>>>

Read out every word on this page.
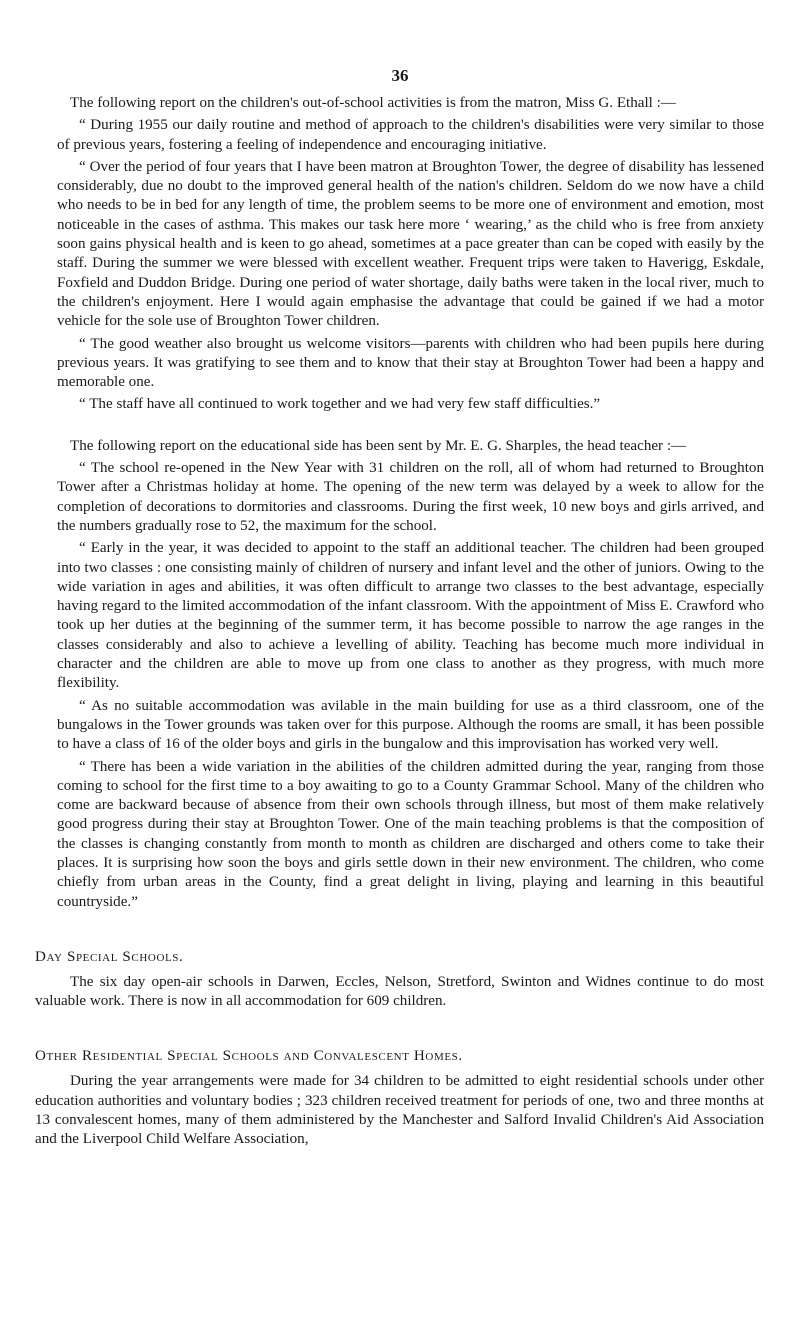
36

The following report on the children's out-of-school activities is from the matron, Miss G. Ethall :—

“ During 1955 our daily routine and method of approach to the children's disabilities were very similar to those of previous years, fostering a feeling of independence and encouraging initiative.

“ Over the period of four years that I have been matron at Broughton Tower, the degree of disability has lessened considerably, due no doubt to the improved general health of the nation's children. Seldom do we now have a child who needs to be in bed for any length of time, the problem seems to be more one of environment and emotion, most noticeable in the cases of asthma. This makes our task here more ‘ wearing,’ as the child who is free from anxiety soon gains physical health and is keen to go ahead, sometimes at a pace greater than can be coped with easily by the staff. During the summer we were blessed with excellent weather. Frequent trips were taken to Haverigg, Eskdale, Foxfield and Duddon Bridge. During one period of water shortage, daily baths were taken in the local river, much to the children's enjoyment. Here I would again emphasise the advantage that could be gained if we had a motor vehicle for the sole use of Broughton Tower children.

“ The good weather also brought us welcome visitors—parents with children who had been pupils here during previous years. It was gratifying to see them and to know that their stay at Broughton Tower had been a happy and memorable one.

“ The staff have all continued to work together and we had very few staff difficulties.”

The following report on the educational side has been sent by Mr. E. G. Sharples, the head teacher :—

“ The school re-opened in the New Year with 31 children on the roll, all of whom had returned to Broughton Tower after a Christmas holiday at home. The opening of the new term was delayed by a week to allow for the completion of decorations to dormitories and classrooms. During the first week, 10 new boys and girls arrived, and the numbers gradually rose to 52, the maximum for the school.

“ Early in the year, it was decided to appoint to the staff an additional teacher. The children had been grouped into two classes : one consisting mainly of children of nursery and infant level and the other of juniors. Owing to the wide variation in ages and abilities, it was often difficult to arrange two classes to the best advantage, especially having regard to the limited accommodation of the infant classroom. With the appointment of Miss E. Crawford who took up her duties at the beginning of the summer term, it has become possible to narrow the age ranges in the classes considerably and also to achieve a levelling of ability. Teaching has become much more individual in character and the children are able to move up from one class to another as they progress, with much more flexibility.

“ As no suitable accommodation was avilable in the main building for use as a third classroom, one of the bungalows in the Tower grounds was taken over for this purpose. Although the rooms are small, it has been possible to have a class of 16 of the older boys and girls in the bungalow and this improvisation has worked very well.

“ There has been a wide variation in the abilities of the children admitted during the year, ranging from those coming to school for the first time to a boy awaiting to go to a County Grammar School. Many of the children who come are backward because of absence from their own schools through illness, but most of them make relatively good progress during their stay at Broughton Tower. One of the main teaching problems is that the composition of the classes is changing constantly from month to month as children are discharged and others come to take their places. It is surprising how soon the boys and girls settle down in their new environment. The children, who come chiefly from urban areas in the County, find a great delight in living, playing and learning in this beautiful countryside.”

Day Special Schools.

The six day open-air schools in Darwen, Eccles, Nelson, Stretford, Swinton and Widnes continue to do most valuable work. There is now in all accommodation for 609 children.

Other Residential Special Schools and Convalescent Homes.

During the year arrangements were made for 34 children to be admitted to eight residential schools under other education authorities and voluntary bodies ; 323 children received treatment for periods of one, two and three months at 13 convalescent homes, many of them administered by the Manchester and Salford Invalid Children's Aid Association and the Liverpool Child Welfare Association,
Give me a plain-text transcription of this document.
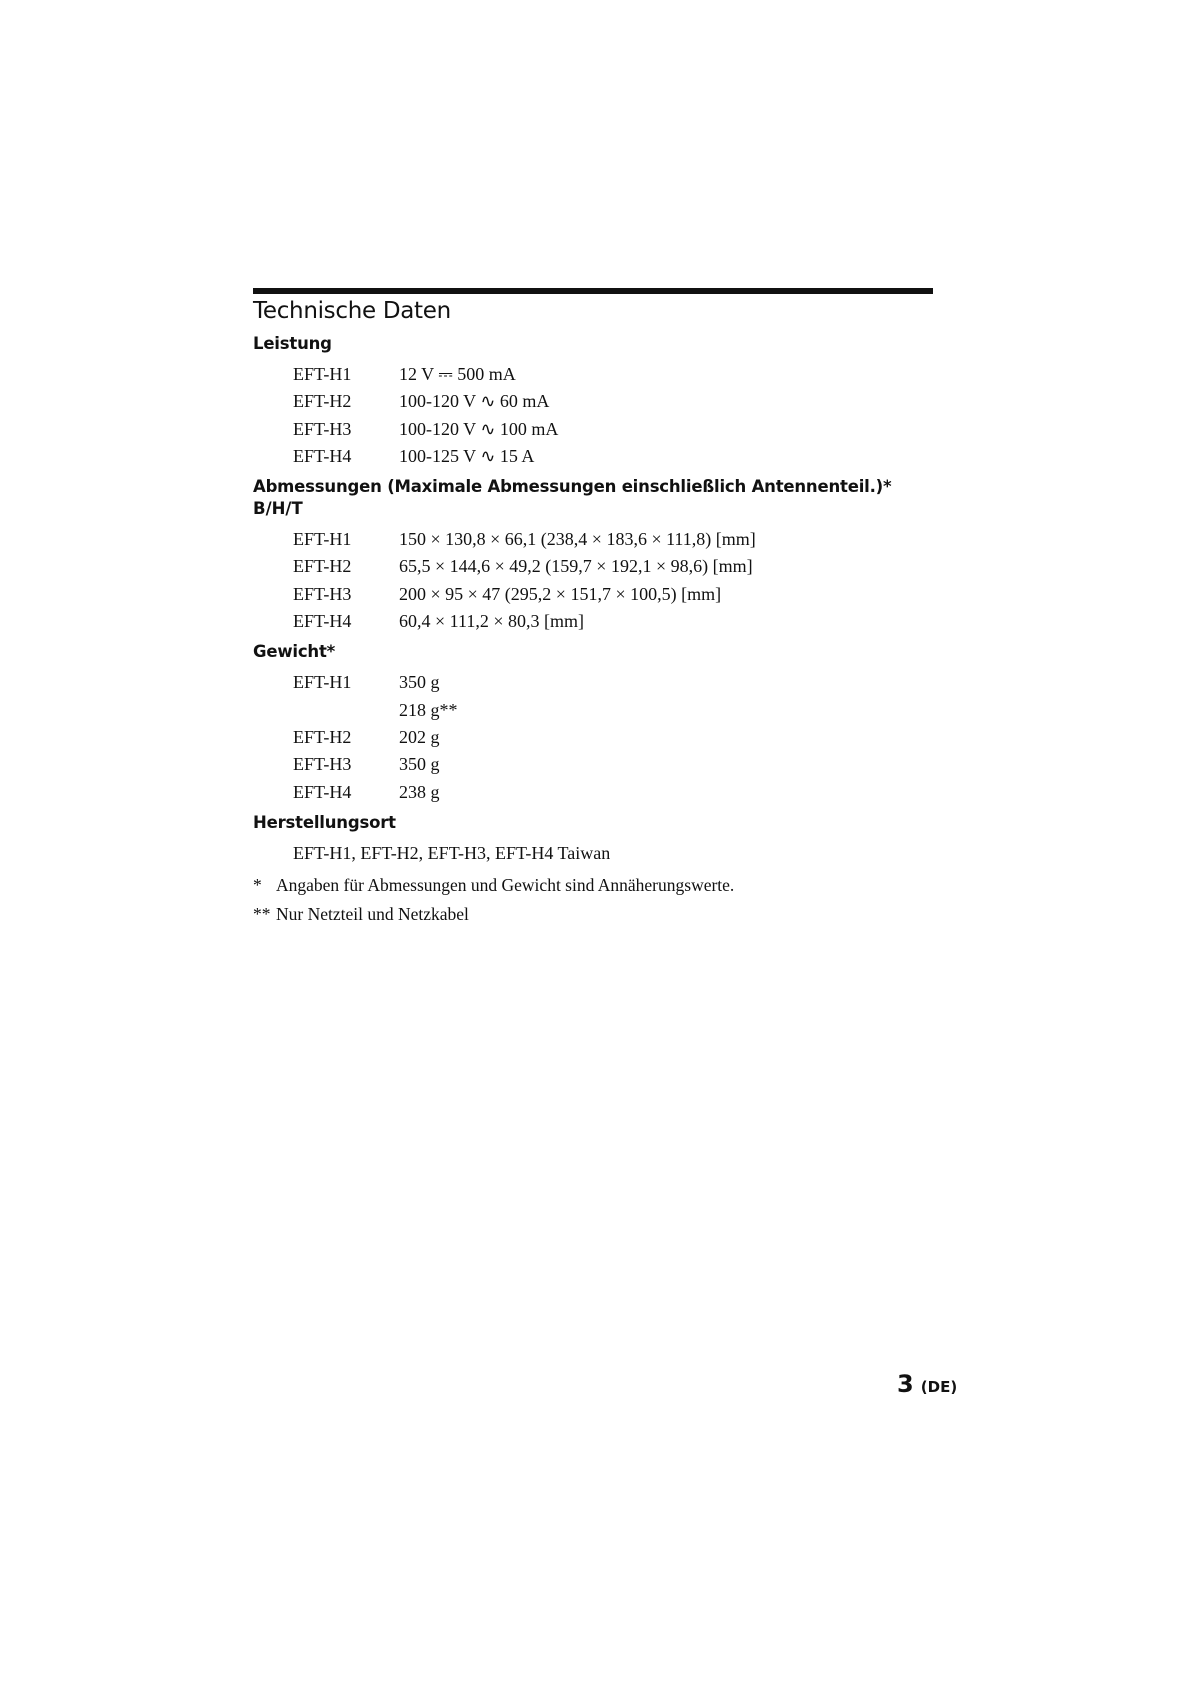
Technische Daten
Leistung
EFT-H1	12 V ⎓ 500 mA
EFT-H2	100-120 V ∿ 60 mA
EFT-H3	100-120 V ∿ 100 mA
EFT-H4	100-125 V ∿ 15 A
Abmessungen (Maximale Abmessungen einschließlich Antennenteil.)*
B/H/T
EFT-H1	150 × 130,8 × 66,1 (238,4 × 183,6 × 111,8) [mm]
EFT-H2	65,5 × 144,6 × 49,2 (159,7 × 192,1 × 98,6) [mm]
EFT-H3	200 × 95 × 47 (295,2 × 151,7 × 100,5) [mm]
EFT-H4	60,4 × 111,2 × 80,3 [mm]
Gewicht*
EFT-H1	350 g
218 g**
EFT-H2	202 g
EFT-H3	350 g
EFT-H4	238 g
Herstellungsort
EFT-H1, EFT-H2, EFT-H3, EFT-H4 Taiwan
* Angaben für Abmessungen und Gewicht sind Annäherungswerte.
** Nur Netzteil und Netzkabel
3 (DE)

<<<

Set problem>
Search the data above for the word "previous", then gather each line in which it appears.

The solution>
“ During 1955 our daily routine and method of approach to the children's disabilities were very similar to those of previous years, fostering a feeling of independence and encouraging initiative.
“ The good weather also brought us welcome visitors—parents with children who had been pupils here during previous years. It was gratifying to see them and to know that their stay at Broughton Tower had been a happy and memorable one.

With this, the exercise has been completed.